SHORT TASK
Beneath this task is a listing. State how many of its lines include the string "xianqi", giving nothing but the number.

Items from a data source
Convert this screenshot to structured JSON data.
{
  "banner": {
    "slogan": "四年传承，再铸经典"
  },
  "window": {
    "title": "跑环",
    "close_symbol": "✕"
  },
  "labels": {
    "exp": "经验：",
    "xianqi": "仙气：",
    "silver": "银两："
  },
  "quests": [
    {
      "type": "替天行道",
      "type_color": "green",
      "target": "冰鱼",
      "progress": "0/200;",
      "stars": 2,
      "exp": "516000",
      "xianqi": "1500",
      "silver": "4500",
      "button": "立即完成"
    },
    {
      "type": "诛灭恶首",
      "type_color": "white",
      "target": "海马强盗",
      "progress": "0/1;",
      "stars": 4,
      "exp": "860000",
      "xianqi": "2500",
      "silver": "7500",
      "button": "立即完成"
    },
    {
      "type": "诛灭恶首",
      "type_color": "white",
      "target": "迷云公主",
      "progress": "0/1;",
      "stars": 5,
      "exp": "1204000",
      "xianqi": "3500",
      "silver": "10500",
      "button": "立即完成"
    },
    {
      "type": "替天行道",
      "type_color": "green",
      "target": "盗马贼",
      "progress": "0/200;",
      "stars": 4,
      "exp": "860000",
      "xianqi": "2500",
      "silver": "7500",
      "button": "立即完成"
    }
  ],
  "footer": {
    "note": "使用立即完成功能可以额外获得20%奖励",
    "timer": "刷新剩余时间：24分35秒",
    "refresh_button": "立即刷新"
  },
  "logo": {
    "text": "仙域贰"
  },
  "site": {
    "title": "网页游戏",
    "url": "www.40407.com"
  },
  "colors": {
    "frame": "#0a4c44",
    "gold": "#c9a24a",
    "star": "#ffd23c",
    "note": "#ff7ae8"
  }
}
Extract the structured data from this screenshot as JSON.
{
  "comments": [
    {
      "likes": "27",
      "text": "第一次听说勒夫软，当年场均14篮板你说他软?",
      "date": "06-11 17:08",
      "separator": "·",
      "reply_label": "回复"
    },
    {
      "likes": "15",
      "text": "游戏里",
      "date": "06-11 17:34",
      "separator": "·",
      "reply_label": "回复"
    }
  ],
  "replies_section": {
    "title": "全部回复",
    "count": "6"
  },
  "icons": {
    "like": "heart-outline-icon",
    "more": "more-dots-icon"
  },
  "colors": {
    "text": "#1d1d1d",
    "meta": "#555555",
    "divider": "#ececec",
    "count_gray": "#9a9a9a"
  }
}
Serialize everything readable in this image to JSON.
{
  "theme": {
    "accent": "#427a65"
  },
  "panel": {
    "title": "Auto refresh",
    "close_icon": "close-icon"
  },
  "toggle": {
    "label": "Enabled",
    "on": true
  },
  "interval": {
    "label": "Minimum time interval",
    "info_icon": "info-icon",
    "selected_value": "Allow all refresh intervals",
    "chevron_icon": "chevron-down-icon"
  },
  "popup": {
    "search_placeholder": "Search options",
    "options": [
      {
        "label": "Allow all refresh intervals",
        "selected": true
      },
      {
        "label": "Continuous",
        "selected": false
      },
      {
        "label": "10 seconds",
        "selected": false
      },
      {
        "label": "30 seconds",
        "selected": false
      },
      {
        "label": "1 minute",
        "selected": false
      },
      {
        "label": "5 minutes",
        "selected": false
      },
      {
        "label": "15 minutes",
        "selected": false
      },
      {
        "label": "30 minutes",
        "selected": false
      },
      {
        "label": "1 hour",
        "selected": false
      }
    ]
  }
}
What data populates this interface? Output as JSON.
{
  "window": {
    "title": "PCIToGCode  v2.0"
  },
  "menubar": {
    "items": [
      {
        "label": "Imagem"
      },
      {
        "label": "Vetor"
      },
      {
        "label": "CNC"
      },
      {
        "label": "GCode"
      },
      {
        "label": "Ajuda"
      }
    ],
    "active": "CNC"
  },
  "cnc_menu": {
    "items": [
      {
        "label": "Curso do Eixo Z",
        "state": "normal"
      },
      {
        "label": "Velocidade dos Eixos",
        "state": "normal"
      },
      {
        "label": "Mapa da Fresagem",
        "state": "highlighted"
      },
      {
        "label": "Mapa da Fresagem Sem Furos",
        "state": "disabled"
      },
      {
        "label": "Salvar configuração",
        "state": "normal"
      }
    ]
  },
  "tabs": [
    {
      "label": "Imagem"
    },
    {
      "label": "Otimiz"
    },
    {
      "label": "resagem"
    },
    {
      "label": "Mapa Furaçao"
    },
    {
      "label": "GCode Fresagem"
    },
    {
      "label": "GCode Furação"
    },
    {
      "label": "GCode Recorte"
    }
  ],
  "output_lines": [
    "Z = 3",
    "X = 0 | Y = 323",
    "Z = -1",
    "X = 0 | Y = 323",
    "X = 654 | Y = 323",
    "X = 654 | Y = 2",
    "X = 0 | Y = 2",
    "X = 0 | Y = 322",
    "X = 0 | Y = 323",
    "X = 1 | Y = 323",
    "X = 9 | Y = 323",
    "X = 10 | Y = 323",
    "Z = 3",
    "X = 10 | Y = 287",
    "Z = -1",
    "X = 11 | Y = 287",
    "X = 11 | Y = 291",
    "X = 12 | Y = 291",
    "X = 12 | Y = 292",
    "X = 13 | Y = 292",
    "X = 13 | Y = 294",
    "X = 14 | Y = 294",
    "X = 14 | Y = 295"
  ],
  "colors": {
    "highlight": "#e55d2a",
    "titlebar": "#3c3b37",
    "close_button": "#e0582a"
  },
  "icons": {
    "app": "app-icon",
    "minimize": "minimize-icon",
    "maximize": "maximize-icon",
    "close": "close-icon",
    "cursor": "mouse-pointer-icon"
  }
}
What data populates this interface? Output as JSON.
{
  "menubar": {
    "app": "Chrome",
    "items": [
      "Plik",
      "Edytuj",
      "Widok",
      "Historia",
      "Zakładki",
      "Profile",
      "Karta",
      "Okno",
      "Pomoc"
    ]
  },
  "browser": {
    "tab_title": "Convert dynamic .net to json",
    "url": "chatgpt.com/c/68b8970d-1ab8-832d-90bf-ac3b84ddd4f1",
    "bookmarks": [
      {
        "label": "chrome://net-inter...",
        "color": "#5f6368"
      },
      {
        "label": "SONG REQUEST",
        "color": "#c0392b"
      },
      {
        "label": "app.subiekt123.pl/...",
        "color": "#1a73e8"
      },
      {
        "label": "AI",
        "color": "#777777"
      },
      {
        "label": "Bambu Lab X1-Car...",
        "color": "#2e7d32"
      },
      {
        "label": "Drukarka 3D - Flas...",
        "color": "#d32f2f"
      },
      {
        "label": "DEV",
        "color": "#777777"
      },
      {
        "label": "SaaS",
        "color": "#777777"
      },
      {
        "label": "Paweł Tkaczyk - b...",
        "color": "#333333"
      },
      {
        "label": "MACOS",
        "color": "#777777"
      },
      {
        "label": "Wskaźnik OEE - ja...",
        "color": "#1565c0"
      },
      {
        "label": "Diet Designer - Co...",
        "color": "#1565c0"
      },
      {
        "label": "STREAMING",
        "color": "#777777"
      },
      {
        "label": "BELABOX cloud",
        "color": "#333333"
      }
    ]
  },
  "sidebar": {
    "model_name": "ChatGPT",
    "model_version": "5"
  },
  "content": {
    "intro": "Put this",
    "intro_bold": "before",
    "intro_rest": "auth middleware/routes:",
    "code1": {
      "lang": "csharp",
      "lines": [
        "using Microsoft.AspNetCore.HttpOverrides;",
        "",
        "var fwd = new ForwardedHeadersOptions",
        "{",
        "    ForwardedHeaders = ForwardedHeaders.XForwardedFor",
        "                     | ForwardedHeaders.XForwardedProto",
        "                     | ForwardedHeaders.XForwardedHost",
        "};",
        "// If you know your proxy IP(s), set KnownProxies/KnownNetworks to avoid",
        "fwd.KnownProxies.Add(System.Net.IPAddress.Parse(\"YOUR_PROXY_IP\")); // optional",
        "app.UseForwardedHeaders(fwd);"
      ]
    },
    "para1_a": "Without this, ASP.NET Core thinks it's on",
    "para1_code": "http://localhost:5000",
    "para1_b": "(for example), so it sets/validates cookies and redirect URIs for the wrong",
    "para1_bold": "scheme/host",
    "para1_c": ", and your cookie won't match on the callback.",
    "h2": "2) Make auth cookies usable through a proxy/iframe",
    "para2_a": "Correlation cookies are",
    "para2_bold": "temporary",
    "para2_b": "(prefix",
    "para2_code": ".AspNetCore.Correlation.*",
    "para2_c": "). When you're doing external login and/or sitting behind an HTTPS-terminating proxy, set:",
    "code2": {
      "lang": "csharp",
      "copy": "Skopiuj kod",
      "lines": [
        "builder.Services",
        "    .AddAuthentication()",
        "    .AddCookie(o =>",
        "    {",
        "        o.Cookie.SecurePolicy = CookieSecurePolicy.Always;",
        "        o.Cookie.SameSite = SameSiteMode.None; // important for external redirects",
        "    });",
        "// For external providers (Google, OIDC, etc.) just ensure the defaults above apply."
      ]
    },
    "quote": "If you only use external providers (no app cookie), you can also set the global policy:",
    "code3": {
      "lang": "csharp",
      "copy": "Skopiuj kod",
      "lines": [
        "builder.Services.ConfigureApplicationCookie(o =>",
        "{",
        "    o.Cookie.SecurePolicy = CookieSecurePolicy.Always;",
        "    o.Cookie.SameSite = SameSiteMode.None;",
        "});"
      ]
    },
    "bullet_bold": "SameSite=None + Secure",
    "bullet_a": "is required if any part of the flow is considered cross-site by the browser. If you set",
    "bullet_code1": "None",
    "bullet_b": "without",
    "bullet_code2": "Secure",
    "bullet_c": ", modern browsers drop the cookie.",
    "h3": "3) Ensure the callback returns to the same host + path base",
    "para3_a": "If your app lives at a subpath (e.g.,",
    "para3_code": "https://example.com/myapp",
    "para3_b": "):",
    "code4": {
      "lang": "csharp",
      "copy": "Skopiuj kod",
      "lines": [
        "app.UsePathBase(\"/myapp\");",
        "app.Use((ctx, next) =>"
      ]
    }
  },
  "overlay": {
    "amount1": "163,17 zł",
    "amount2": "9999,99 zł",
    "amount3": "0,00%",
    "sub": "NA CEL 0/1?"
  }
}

THE SOLUTION
5